→ **Required task**
Scan the listing that follows and report how many lines contain "Level". Write the number alone.
** Start of Stored rows **
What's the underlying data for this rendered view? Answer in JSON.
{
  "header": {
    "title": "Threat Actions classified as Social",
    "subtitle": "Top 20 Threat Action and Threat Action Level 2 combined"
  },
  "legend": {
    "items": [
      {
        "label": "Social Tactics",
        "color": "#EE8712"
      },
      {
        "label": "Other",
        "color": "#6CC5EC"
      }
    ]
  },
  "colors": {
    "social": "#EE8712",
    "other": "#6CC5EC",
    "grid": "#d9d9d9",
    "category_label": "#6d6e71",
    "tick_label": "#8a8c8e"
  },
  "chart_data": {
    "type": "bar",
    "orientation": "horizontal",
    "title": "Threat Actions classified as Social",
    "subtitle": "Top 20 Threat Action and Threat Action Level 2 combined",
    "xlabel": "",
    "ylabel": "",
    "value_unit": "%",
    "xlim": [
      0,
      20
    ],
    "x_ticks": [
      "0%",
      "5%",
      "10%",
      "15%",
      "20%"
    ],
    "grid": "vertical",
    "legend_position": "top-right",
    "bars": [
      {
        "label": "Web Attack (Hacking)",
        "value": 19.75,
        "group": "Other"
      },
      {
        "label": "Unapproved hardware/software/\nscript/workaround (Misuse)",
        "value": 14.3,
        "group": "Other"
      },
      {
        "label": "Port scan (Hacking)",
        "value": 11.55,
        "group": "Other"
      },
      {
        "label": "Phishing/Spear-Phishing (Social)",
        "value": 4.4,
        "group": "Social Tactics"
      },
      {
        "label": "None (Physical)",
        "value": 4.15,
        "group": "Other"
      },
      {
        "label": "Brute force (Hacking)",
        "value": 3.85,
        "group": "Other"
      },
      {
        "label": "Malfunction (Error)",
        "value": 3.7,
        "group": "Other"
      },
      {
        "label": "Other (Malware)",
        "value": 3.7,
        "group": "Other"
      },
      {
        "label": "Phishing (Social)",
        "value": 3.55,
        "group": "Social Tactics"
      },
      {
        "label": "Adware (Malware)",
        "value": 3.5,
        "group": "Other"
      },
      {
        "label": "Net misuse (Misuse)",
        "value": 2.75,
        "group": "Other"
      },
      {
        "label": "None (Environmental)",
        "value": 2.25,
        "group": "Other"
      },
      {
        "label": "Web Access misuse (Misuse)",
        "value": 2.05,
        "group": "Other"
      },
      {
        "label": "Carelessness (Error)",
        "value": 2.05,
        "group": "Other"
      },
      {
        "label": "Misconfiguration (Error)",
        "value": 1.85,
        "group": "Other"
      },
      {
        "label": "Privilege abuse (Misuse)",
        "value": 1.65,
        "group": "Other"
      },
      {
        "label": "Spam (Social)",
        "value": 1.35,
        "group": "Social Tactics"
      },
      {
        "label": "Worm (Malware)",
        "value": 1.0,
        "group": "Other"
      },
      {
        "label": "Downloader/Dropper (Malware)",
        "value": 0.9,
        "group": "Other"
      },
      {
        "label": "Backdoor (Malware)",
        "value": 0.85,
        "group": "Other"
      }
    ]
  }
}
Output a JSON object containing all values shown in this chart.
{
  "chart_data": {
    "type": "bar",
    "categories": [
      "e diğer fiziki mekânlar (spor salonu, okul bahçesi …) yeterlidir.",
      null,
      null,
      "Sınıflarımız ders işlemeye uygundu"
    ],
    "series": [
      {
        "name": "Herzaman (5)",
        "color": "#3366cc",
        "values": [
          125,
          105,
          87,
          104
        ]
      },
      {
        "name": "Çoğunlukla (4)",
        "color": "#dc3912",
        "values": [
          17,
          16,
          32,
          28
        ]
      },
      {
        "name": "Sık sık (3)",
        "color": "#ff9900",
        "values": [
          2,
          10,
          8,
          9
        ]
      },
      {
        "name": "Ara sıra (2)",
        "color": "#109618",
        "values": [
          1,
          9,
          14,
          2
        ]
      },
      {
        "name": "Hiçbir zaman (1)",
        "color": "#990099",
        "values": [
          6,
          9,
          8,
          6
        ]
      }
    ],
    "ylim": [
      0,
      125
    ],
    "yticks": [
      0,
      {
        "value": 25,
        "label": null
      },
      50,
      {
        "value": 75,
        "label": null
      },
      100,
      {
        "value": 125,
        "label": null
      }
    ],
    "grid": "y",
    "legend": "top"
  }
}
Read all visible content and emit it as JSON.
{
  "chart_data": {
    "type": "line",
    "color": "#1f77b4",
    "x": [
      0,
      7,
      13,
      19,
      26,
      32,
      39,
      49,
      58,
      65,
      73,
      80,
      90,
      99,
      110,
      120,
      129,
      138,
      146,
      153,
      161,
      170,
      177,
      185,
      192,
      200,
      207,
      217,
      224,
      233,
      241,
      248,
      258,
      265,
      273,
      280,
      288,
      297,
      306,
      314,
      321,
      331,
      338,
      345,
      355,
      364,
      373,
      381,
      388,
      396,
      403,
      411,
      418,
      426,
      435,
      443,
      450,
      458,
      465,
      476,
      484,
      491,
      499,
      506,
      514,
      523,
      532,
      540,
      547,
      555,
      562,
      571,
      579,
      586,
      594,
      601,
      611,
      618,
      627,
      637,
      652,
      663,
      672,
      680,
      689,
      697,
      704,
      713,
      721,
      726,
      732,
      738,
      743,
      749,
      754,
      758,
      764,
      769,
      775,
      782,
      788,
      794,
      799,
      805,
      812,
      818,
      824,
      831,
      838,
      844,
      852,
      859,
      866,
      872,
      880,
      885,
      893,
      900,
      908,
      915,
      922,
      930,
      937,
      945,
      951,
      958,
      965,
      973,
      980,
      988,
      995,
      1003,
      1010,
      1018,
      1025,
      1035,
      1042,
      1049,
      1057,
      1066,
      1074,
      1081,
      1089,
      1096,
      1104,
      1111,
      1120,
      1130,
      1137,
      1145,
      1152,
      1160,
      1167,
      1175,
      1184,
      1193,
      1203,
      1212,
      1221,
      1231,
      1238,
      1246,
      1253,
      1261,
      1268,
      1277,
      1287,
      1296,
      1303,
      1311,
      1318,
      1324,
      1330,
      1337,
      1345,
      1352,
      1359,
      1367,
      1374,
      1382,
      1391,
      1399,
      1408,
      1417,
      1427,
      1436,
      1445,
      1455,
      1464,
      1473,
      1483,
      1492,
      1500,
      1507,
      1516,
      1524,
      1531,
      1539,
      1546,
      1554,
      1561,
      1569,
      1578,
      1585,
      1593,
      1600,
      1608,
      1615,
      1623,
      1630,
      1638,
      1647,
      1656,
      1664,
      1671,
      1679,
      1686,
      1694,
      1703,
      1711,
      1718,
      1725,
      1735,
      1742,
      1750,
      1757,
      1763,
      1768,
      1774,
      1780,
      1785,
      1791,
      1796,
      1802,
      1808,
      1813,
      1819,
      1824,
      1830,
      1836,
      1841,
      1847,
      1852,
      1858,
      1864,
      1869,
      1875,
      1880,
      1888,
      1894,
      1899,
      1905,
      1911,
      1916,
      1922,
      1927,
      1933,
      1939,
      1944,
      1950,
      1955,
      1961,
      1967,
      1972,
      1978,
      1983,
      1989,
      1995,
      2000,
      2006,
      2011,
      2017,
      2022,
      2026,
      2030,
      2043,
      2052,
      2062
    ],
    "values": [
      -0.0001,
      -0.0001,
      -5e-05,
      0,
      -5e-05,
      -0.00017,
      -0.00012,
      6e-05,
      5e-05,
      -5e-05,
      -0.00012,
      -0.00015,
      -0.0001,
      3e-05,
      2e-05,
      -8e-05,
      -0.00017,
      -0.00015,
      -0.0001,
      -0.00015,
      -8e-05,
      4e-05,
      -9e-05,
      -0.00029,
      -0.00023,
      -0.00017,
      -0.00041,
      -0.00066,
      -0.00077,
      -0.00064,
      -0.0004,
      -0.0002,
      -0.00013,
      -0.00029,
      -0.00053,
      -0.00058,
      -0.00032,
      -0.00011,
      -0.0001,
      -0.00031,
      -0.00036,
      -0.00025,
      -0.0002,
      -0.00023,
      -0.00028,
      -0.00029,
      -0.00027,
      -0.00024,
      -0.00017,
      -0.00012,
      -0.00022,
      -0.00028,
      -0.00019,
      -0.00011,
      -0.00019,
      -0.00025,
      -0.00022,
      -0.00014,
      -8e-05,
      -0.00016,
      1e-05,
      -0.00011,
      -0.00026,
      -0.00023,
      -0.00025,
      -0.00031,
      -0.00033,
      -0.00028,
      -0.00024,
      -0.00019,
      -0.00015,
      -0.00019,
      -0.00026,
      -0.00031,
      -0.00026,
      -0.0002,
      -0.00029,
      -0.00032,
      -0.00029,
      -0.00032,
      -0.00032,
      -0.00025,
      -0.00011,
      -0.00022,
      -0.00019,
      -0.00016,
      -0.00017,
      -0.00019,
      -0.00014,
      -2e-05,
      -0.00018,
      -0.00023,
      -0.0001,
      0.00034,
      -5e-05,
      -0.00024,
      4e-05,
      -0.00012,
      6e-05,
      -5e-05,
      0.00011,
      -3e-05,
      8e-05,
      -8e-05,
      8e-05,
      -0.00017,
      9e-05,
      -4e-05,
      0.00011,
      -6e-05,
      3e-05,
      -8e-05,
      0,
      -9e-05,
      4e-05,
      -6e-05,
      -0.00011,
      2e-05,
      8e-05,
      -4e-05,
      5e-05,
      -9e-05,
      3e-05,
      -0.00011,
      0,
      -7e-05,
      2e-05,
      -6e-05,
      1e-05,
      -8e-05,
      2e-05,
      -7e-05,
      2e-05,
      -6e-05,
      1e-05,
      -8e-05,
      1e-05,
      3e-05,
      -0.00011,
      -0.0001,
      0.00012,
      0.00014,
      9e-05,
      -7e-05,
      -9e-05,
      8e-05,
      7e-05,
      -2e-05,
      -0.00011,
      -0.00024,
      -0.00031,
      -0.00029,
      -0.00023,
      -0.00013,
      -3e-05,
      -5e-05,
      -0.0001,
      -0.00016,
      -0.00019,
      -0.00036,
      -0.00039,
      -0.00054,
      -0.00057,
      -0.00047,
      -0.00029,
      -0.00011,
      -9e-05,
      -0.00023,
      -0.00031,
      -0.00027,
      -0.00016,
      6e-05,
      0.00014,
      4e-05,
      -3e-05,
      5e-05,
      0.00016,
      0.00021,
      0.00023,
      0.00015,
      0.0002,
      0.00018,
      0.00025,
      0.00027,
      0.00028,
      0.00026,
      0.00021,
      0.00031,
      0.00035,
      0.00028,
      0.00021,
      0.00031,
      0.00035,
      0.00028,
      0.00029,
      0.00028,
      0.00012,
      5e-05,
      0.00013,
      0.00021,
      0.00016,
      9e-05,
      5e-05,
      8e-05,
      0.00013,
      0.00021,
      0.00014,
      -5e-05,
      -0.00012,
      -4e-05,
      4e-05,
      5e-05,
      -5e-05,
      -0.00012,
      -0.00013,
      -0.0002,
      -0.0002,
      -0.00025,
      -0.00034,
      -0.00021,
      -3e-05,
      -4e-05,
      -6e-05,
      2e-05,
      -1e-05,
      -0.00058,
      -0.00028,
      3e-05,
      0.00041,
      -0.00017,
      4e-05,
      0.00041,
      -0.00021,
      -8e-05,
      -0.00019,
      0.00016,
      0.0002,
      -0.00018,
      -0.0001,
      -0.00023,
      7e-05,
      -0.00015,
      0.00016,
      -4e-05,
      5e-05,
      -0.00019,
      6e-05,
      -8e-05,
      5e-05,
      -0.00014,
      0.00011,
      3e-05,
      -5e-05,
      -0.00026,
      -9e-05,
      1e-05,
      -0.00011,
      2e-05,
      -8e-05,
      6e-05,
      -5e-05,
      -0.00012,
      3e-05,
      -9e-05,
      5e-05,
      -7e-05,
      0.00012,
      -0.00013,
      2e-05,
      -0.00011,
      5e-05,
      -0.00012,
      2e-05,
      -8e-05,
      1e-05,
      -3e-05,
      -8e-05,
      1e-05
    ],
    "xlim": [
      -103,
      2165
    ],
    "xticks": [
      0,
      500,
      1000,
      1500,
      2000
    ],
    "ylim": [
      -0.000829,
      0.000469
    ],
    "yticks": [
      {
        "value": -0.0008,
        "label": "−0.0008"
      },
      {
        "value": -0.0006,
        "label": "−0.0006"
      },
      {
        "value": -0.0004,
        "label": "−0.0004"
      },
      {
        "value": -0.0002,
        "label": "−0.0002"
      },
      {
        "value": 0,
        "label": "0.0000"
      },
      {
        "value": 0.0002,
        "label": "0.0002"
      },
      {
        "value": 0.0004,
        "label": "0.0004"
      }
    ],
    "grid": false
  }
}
** End of Stored rows **
→ **Full output**
2